Write out the entries verbatim and leave the images out of the copy.
··· ITEMS
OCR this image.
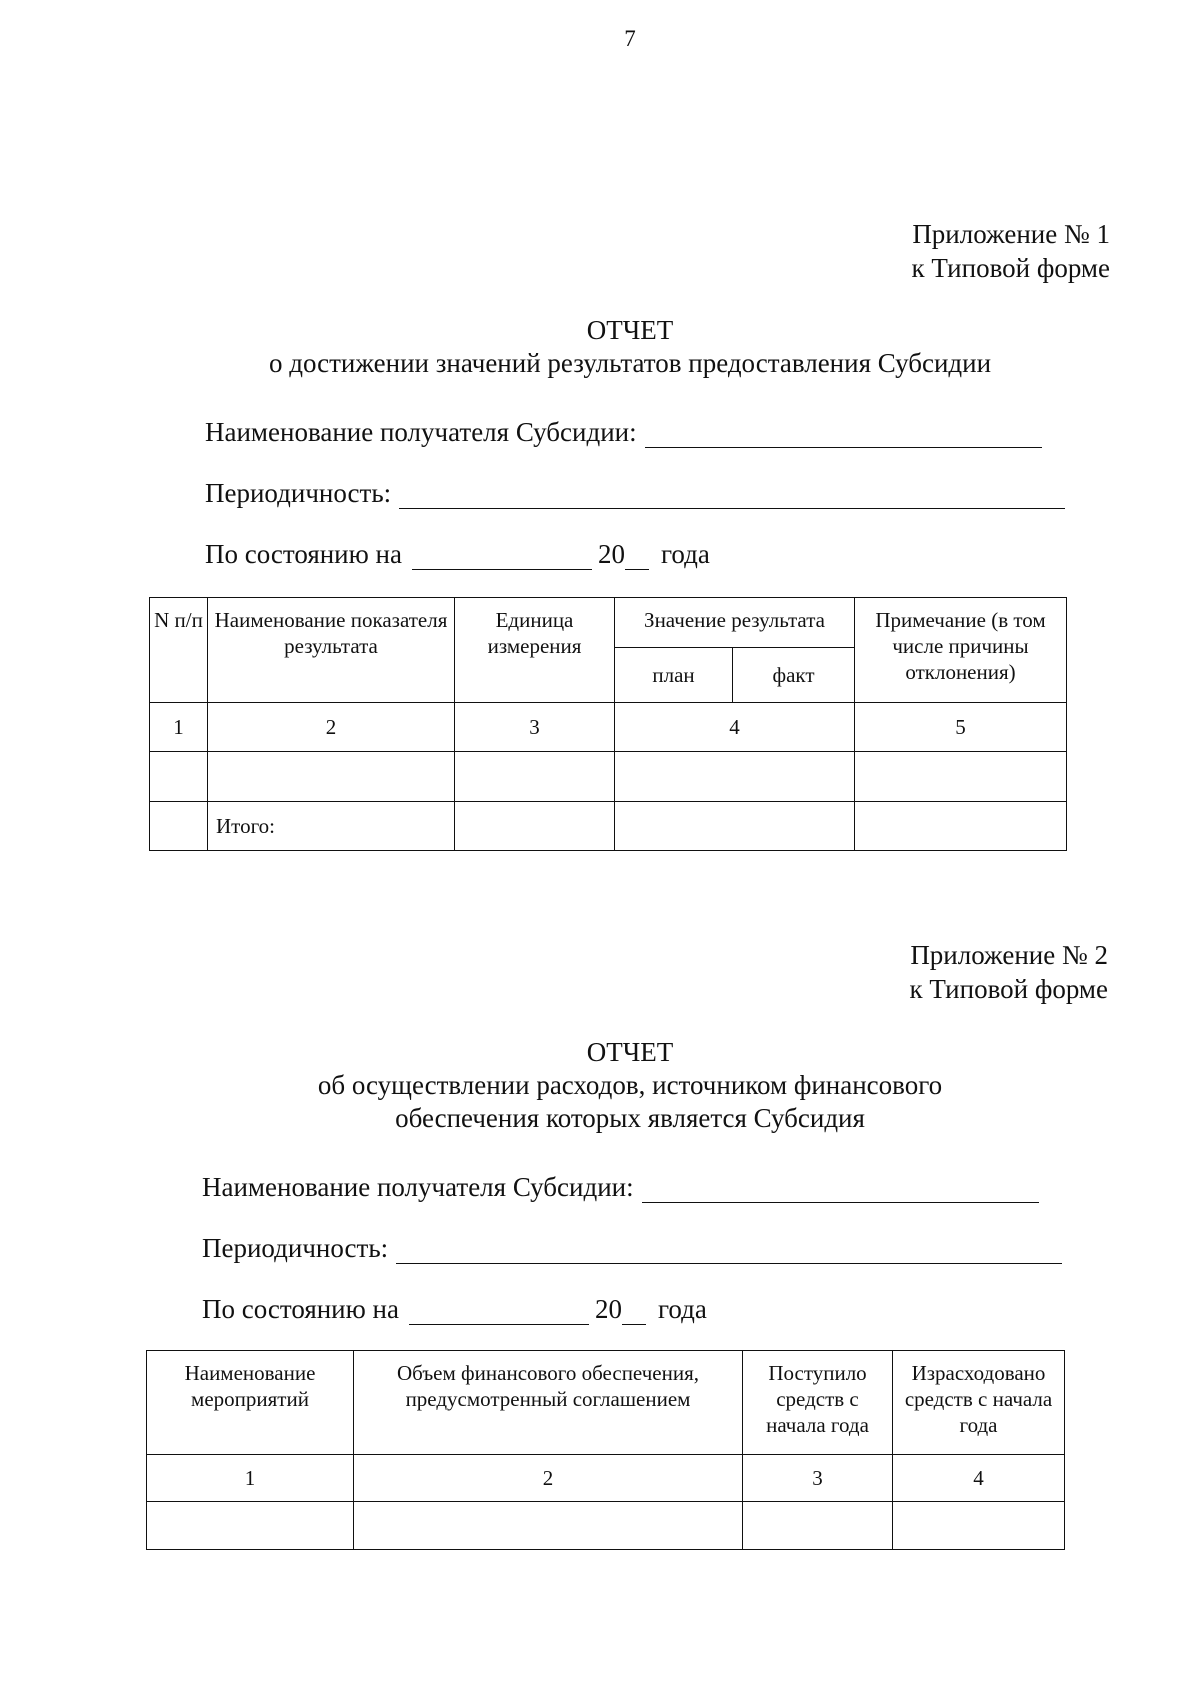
7
Приложение № 1
к Типовой форме
ОТЧЕТ
о достижении значений результатов предоставления Субсидии
Наименование получателя Субсидии:
Периодичность:
По состоянию на	20 года
N п/п	Наименование показателя результата	Единица измерения	Значение результата		Примечание (в том числе причины отклонения)
			план	факт	
1	2	3	4		5

	Итого:				
Приложение № 2
к Типовой форме
ОТЧЕТ
об осуществлении расходов, источником финансового
обеспечения которых является Субсидия
Наименование получателя Субсидии:
Периодичность:
По состоянию на	20 года
Наименование мероприятий	Объем финансового обеспечения, предусмотренный соглашением	Поступило средств с начала года	Израсходовано средств с начала года
1	2	3	4
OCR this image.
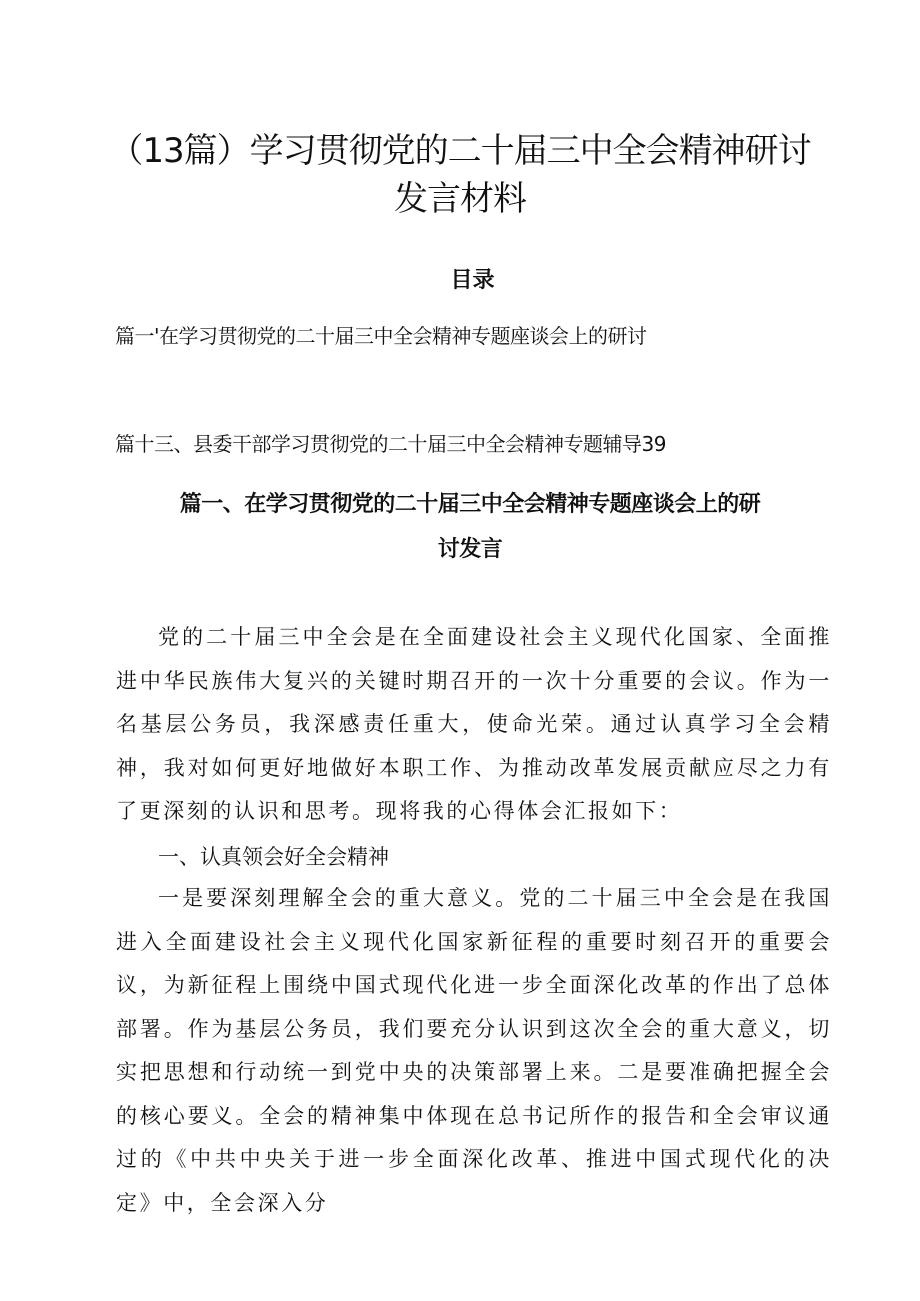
（13篇）学习贯彻党的二十届三中全会精神研讨
发言材料
目录

篇一'在学习贯彻党的二十届三中全会精神专题座谈会上的研讨

篇十三、县委干部学习贯彻党的二十届三中全会精神专题辅导39

篇一、在学习贯彻党的二十届三中全会精神专题座谈会上的研
讨发言

党的二十届三中全会是在全面建设社会主义现代化国家、全面推进中华民族伟大复兴的关键时期召开的一次十分重要的会议。作为一名基层公务员，我深感责任重大，使命光荣。通过认真学习全会精神，我对如何更好地做好本职工作、为推动改革发展贡献应尽之力有了更深刻的认识和思考。现将我的心得体会汇报如下：

一、认真领会好全会精神

一是要深刻理解全会的重大意义。党的二十届三中全会是在我国进入全面建设社会主义现代化国家新征程的重要时刻召开的重要会议，为新征程上围绕中国式现代化进一步全面深化改革的作出了总体部署。作为基层公务员，我们要充分认识到这次全会的重大意义，切实把思想和行动统一到党中央的决策部署上来。二是要准确把握全会的核心要义。全会的精神集中体现在总书记所作的报告和全会审议通过的《中共中央关于进一步全面深化改革、推进中国式现代化的决定》中，全会深入分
······
## COMPLETE RESPONSE
OCR this image.
7
Приложение № 1
к Типовой форме
ОТЧЕТ
о достижении значений результатов предоставления Субсидии
Наименование получателя Субсидии:
Периодичность:
По состоянию на	20 года
N п/п	Наименование показателя результата	Единица измерения	Значение результата		Примечание (в том числе причины отклонения)
			план	факт	
1	2	3	4		5

	Итого:				
Приложение № 2
к Типовой форме
ОТЧЕТ
об осуществлении расходов, источником финансового
обеспечения которых является Субсидия
Наименование получателя Субсидии:
Периодичность:
По состоянию на	20 года
Наименование мероприятий	Объем финансового обеспечения, предусмотренный соглашением	Поступило средств с начала года	Израсходовано средств с начала года
1	2	3	4
OCR this image.
（13篇）学习贯彻党的二十届三中全会精神研讨
发言材料
目录

篇一'在学习贯彻党的二十届三中全会精神专题座谈会上的研讨

篇十三、县委干部学习贯彻党的二十届三中全会精神专题辅导39

篇一、在学习贯彻党的二十届三中全会精神专题座谈会上的研
讨发言

党的二十届三中全会是在全面建设社会主义现代化国家、全面推进中华民族伟大复兴的关键时期召开的一次十分重要的会议。作为一名基层公务员，我深感责任重大，使命光荣。通过认真学习全会精神，我对如何更好地做好本职工作、为推动改革发展贡献应尽之力有了更深刻的认识和思考。现将我的心得体会汇报如下：

一、认真领会好全会精神

一是要深刻理解全会的重大意义。党的二十届三中全会是在我国进入全面建设社会主义现代化国家新征程的重要时刻召开的重要会议，为新征程上围绕中国式现代化进一步全面深化改革的作出了总体部署。作为基层公务员，我们要充分认识到这次全会的重大意义，切实把思想和行动统一到党中央的决策部署上来。二是要准确把握全会的核心要义。全会的精神集中体现在总书记所作的报告和全会审议通过的《中共中央关于进一步全面深化改革、推进中国式现代化的决定》中，全会深入分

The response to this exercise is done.